→ **Problem details**
Scan the data below and pick out the lines containing the word "type".

-- Data listing start --

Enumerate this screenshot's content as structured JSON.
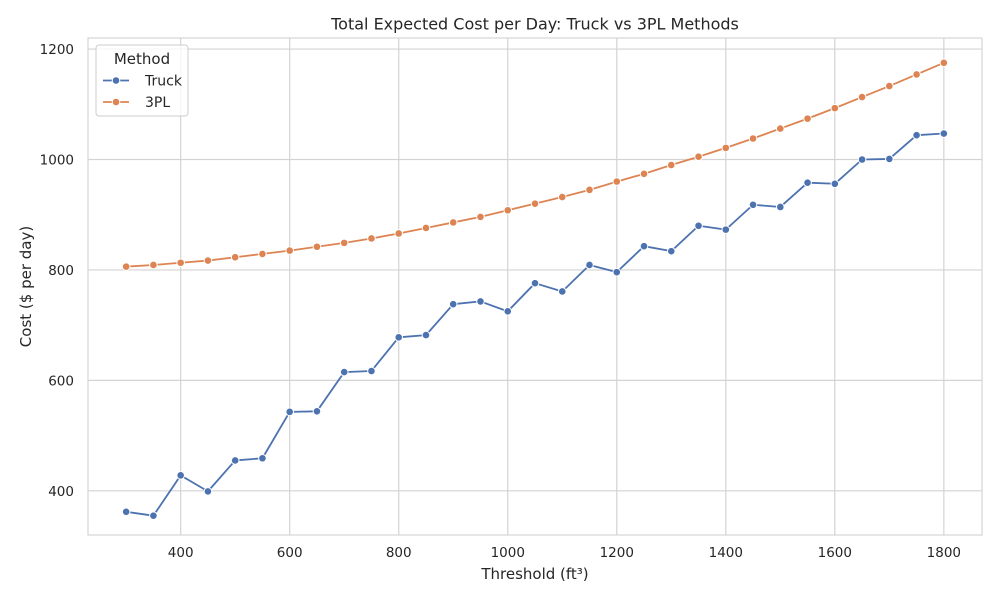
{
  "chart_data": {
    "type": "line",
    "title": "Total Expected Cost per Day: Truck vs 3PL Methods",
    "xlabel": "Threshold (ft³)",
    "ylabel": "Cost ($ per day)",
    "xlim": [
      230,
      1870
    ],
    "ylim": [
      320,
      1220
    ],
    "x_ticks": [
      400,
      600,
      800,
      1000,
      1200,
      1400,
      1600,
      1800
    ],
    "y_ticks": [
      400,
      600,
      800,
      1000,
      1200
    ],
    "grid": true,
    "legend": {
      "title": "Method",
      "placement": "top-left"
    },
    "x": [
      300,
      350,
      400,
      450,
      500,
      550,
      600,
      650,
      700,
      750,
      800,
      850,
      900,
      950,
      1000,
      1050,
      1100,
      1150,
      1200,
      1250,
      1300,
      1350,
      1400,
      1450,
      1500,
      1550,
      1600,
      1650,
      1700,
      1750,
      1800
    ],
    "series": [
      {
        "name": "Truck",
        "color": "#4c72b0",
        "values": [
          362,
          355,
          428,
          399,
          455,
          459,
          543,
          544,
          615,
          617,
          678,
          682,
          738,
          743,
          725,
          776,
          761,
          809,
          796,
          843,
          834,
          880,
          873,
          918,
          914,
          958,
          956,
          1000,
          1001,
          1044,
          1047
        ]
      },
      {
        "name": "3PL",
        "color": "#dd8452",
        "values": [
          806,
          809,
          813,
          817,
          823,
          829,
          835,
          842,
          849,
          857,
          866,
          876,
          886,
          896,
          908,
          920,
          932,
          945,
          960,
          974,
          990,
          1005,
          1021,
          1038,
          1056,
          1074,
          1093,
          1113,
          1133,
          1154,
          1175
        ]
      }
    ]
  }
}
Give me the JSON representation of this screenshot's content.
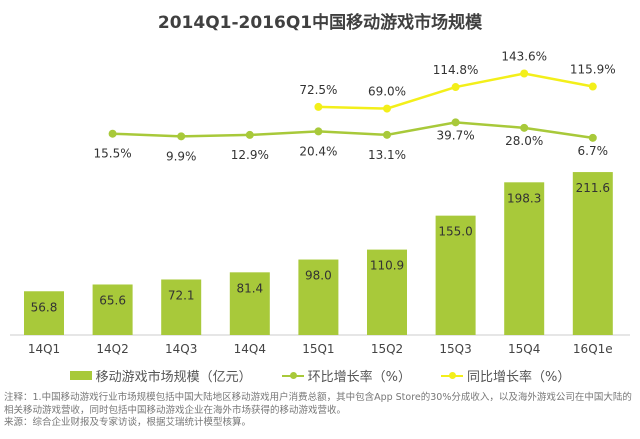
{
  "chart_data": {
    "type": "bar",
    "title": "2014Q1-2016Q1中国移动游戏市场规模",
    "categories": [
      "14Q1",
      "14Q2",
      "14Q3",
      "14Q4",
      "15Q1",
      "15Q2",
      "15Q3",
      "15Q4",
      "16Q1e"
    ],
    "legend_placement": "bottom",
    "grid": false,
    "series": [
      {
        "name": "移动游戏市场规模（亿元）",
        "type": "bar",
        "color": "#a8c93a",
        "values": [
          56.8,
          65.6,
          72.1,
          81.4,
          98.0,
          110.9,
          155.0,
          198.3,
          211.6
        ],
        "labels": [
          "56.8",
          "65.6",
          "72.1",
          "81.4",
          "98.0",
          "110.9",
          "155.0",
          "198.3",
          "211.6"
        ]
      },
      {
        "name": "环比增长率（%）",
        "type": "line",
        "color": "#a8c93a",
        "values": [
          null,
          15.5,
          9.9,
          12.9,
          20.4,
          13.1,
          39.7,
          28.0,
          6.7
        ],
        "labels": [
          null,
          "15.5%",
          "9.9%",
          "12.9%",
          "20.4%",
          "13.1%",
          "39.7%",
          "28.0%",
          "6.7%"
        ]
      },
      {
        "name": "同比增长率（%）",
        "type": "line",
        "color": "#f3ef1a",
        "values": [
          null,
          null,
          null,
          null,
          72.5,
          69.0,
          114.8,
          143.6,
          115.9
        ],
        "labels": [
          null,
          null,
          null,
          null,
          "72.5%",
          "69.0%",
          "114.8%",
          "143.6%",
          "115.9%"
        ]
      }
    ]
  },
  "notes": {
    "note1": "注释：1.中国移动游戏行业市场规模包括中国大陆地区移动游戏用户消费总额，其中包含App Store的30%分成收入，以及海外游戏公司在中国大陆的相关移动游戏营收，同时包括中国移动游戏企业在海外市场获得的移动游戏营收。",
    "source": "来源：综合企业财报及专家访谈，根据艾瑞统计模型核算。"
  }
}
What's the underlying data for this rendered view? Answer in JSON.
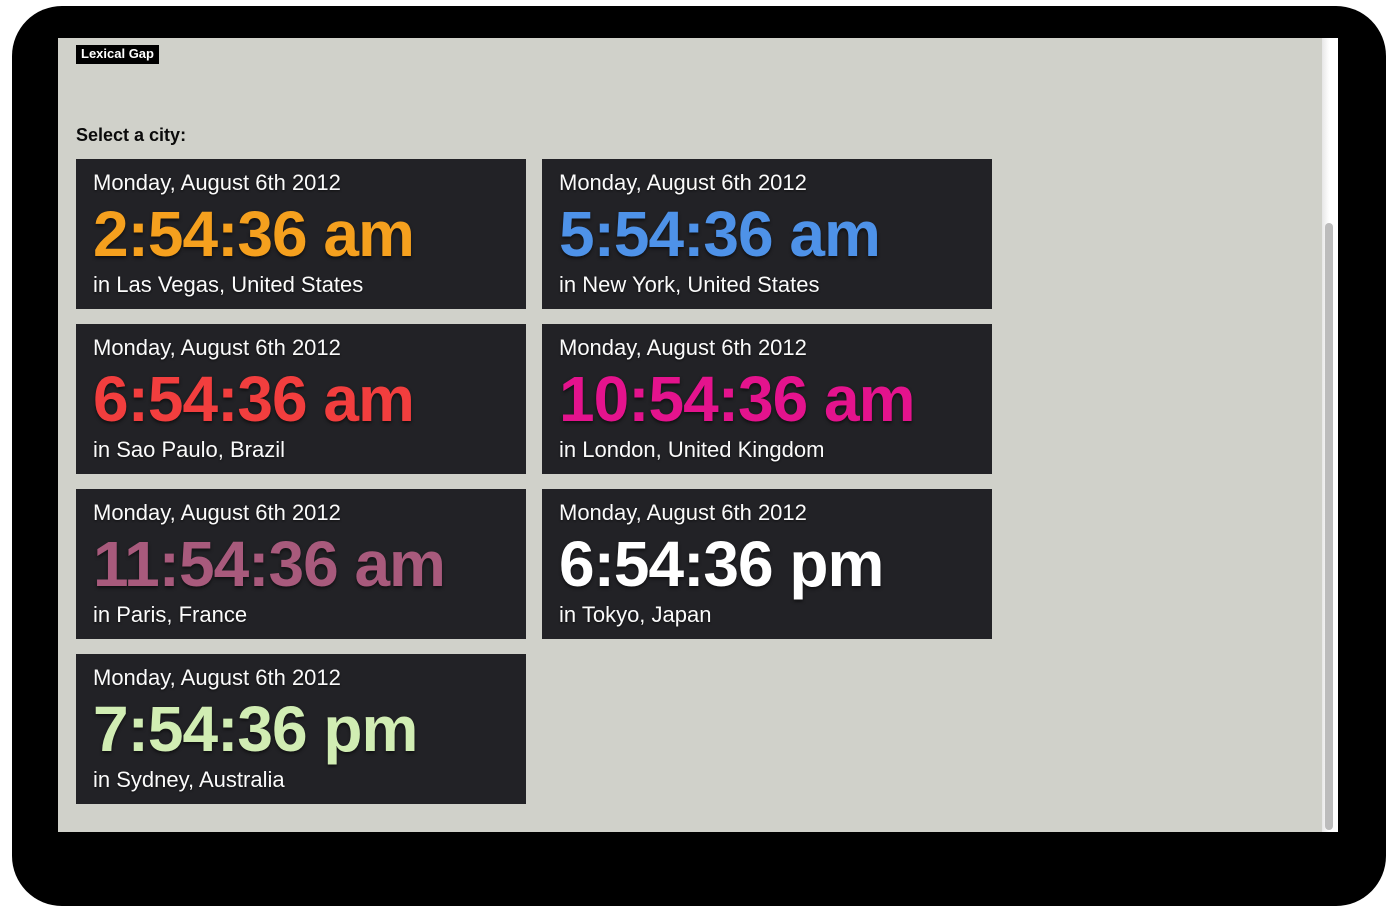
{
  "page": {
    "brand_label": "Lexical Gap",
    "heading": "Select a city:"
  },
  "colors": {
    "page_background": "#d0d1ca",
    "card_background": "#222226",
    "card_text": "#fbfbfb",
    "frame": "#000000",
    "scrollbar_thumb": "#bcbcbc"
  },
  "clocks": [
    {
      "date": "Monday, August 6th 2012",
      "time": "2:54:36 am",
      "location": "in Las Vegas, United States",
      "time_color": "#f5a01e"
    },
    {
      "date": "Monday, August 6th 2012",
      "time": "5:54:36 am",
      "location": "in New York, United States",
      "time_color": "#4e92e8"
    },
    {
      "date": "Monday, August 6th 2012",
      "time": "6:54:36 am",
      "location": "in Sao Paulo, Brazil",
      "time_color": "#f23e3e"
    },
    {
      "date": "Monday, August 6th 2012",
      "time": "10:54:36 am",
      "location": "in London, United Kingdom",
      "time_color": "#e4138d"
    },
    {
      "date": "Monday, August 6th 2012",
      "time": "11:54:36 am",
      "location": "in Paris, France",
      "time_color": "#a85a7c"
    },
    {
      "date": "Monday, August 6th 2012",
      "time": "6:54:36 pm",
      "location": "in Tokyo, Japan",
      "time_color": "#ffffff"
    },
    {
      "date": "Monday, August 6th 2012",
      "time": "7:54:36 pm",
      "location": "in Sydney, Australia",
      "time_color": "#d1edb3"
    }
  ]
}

-- Data listing end --

→ **Expected answer**
    "type": "line",
    "type": "bar",
        "type": "bar",
        "type": "line",
        "type": "line",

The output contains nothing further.